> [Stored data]
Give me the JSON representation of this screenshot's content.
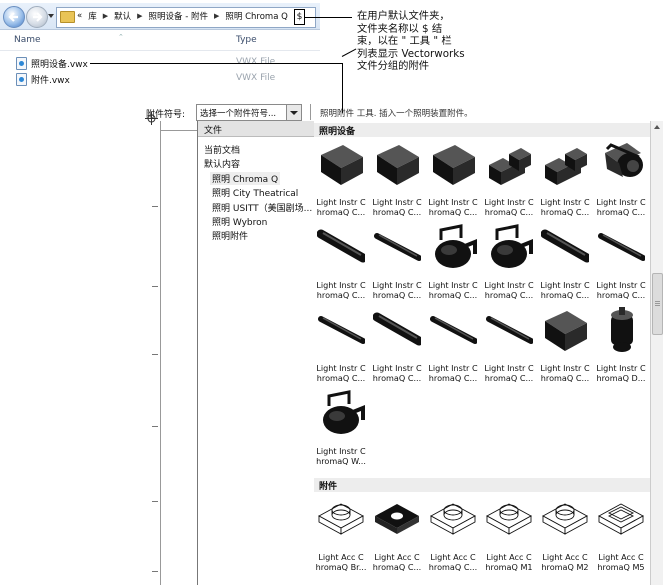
{
  "explorer": {
    "crumbs": [
      "«",
      "库",
      "默认",
      "照明设备 - 附件",
      "照明 Chroma Q"
    ],
    "columns": {
      "name": "Name",
      "type": "Type"
    },
    "files": [
      {
        "name": "照明设备.vwx",
        "type": "VWX File"
      },
      {
        "name": "附件.vwx",
        "type": "VWX File"
      }
    ]
  },
  "callout": {
    "lines": [
      "在用户默认文件夹，",
      "文件夹名称以 $ 结",
      "束，以在 \" 工具 \" 栏",
      "列表显示 Vectorworks",
      "文件分组的附件"
    ],
    "cursor_char": "$"
  },
  "toolbar": {
    "attach_label": "附件符号:",
    "select_value": "选择一个附件符号...",
    "hint": "照明附件 工具. 插入一个照明装置附件。"
  },
  "tree": {
    "header": "文件",
    "items": [
      {
        "label": "当前文档",
        "indent": 0,
        "selected": false
      },
      {
        "label": "默认内容",
        "indent": 0,
        "selected": false
      },
      {
        "label": "照明 Chroma Q",
        "indent": 1,
        "selected": true
      },
      {
        "label": "照明 City Theatrical",
        "indent": 1,
        "selected": false
      },
      {
        "label": "照明 USITT（美国剧场...",
        "indent": 1,
        "selected": false
      },
      {
        "label": "照明 Wybron",
        "indent": 1,
        "selected": false
      },
      {
        "label": "照明附件",
        "indent": 1,
        "selected": false
      }
    ]
  },
  "gallery": {
    "sections": [
      {
        "title": "照明设备",
        "tiles": [
          {
            "line1": "Light Instr C",
            "line2": "hromaQ C...",
            "icon": "box-fixture-icon"
          },
          {
            "line1": "Light Instr C",
            "line2": "hromaQ C...",
            "icon": "box-fixture-icon"
          },
          {
            "line1": "Light Instr C",
            "line2": "hromaQ C...",
            "icon": "box-fixture-icon"
          },
          {
            "line1": "Light Instr C",
            "line2": "hromaQ C...",
            "icon": "stepped-fixture-icon"
          },
          {
            "line1": "Light Instr C",
            "line2": "hromaQ C...",
            "icon": "stepped-fixture-icon"
          },
          {
            "line1": "Light Instr C",
            "line2": "hromaQ C...",
            "icon": "spot-fixture-icon"
          },
          {
            "line1": "Light Instr C",
            "line2": "hromaQ C...",
            "icon": "tube-fixture-icon"
          },
          {
            "line1": "Light Instr C",
            "line2": "hromaQ C...",
            "icon": "thin-tube-fixture-icon"
          },
          {
            "line1": "Light Instr C",
            "line2": "hromaQ C...",
            "icon": "yoke-fixture-icon"
          },
          {
            "line1": "Light Instr C",
            "line2": "hromaQ C...",
            "icon": "yoke-fixture-icon"
          },
          {
            "line1": "Light Instr C",
            "line2": "hromaQ C...",
            "icon": "tube-fixture-icon"
          },
          {
            "line1": "Light Instr C",
            "line2": "hromaQ C...",
            "icon": "thin-tube-fixture-icon"
          },
          {
            "line1": "Light Instr C",
            "line2": "hromaQ C...",
            "icon": "thin-tube-fixture-icon"
          },
          {
            "line1": "Light Instr C",
            "line2": "hromaQ C...",
            "icon": "tube-fixture-icon"
          },
          {
            "line1": "Light Instr C",
            "line2": "hromaQ C...",
            "icon": "thin-tube-fixture-icon"
          },
          {
            "line1": "Light Instr C",
            "line2": "hromaQ C...",
            "icon": "thin-tube-fixture-icon"
          },
          {
            "line1": "Light Instr C",
            "line2": "hromaQ C...",
            "icon": "box-fixture-icon"
          },
          {
            "line1": "Light Instr C",
            "line2": "hromaQ D...",
            "icon": "cylinder-fixture-icon"
          },
          {
            "line1": "Light Instr C",
            "line2": "hromaQ W...",
            "icon": "yoke-fixture-icon"
          }
        ]
      },
      {
        "title": "附件",
        "tiles": [
          {
            "line1": "Light Acc C",
            "line2": "hromaQ Br...",
            "icon": "wire-frame-accessory-icon"
          },
          {
            "line1": "Light Acc C",
            "line2": "hromaQ C...",
            "icon": "solid-frame-accessory-icon"
          },
          {
            "line1": "Light Acc C",
            "line2": "hromaQ C...",
            "icon": "wire-frame-accessory-icon"
          },
          {
            "line1": "Light Acc C",
            "line2": "hromaQ M1",
            "icon": "wire-frame-accessory-icon"
          },
          {
            "line1": "Light Acc C",
            "line2": "hromaQ M2",
            "icon": "wire-frame-accessory-icon"
          },
          {
            "line1": "Light Acc C",
            "line2": "hromaQ M5",
            "icon": "square-frame-accessory-icon"
          }
        ]
      }
    ]
  }
}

> [PROBLEM]
Print each of the records above exactly as written, leaving no picture in the copy.

> [RESPONSE TO THIS EXERCISE]
Give me the JSON representation of this screenshot's content.
{
  "explorer": {
    "crumbs": [
      "«",
      "库",
      "默认",
      "照明设备 - 附件",
      "照明 Chroma Q"
    ],
    "columns": {
      "name": "Name",
      "type": "Type"
    },
    "files": [
      {
        "name": "照明设备.vwx",
        "type": "VWX File"
      },
      {
        "name": "附件.vwx",
        "type": "VWX File"
      }
    ]
  },
  "callout": {
    "lines": [
      "在用户默认文件夹，",
      "文件夹名称以 $ 结",
      "束，以在 \" 工具 \" 栏",
      "列表显示 Vectorworks",
      "文件分组的附件"
    ],
    "cursor_char": "$"
  },
  "toolbar": {
    "attach_label": "附件符号:",
    "select_value": "选择一个附件符号...",
    "hint": "照明附件 工具. 插入一个照明装置附件。"
  },
  "tree": {
    "header": "文件",
    "items": [
      {
        "label": "当前文档",
        "indent": 0,
        "selected": false
      },
      {
        "label": "默认内容",
        "indent": 0,
        "selected": false
      },
      {
        "label": "照明 Chroma Q",
        "indent": 1,
        "selected": true
      },
      {
        "label": "照明 City Theatrical",
        "indent": 1,
        "selected": false
      },
      {
        "label": "照明 USITT（美国剧场...",
        "indent": 1,
        "selected": false
      },
      {
        "label": "照明 Wybron",
        "indent": 1,
        "selected": false
      },
      {
        "label": "照明附件",
        "indent": 1,
        "selected": false
      }
    ]
  },
  "gallery": {
    "sections": [
      {
        "title": "照明设备",
        "tiles": [
          {
            "line1": "Light Instr C",
            "line2": "hromaQ C...",
            "icon": "box-fixture-icon"
          },
          {
            "line1": "Light Instr C",
            "line2": "hromaQ C...",
            "icon": "box-fixture-icon"
          },
          {
            "line1": "Light Instr C",
            "line2": "hromaQ C...",
            "icon": "box-fixture-icon"
          },
          {
            "line1": "Light Instr C",
            "line2": "hromaQ C...",
            "icon": "stepped-fixture-icon"
          },
          {
            "line1": "Light Instr C",
            "line2": "hromaQ C...",
            "icon": "stepped-fixture-icon"
          },
          {
            "line1": "Light Instr C",
            "line2": "hromaQ C...",
            "icon": "spot-fixture-icon"
          },
          {
            "line1": "Light Instr C",
            "line2": "hromaQ C...",
            "icon": "tube-fixture-icon"
          },
          {
            "line1": "Light Instr C",
            "line2": "hromaQ C...",
            "icon": "thin-tube-fixture-icon"
          },
          {
            "line1": "Light Instr C",
            "line2": "hromaQ C...",
            "icon": "yoke-fixture-icon"
          },
          {
            "line1": "Light Instr C",
            "line2": "hromaQ C...",
            "icon": "yoke-fixture-icon"
          },
          {
            "line1": "Light Instr C",
            "line2": "hromaQ C...",
            "icon": "tube-fixture-icon"
          },
          {
            "line1": "Light Instr C",
            "line2": "hromaQ C...",
            "icon": "thin-tube-fixture-icon"
          },
          {
            "line1": "Light Instr C",
            "line2": "hromaQ C...",
            "icon": "thin-tube-fixture-icon"
          },
          {
            "line1": "Light Instr C",
            "line2": "hromaQ C...",
            "icon": "tube-fixture-icon"
          },
          {
            "line1": "Light Instr C",
            "line2": "hromaQ C...",
            "icon": "thin-tube-fixture-icon"
          },
          {
            "line1": "Light Instr C",
            "line2": "hromaQ C...",
            "icon": "thin-tube-fixture-icon"
          },
          {
            "line1": "Light Instr C",
            "line2": "hromaQ C...",
            "icon": "box-fixture-icon"
          },
          {
            "line1": "Light Instr C",
            "line2": "hromaQ D...",
            "icon": "cylinder-fixture-icon"
          },
          {
            "line1": "Light Instr C",
            "line2": "hromaQ W...",
            "icon": "yoke-fixture-icon"
          }
        ]
      },
      {
        "title": "附件",
        "tiles": [
          {
            "line1": "Light Acc C",
            "line2": "hromaQ Br...",
            "icon": "wire-frame-accessory-icon"
          },
          {
            "line1": "Light Acc C",
            "line2": "hromaQ C...",
            "icon": "solid-frame-accessory-icon"
          },
          {
            "line1": "Light Acc C",
            "line2": "hromaQ C...",
            "icon": "wire-frame-accessory-icon"
          },
          {
            "line1": "Light Acc C",
            "line2": "hromaQ M1",
            "icon": "wire-frame-accessory-icon"
          },
          {
            "line1": "Light Acc C",
            "line2": "hromaQ M2",
            "icon": "wire-frame-accessory-icon"
          },
          {
            "line1": "Light Acc C",
            "line2": "hromaQ M5",
            "icon": "square-frame-accessory-icon"
          }
        ]
      }
    ]
  }
}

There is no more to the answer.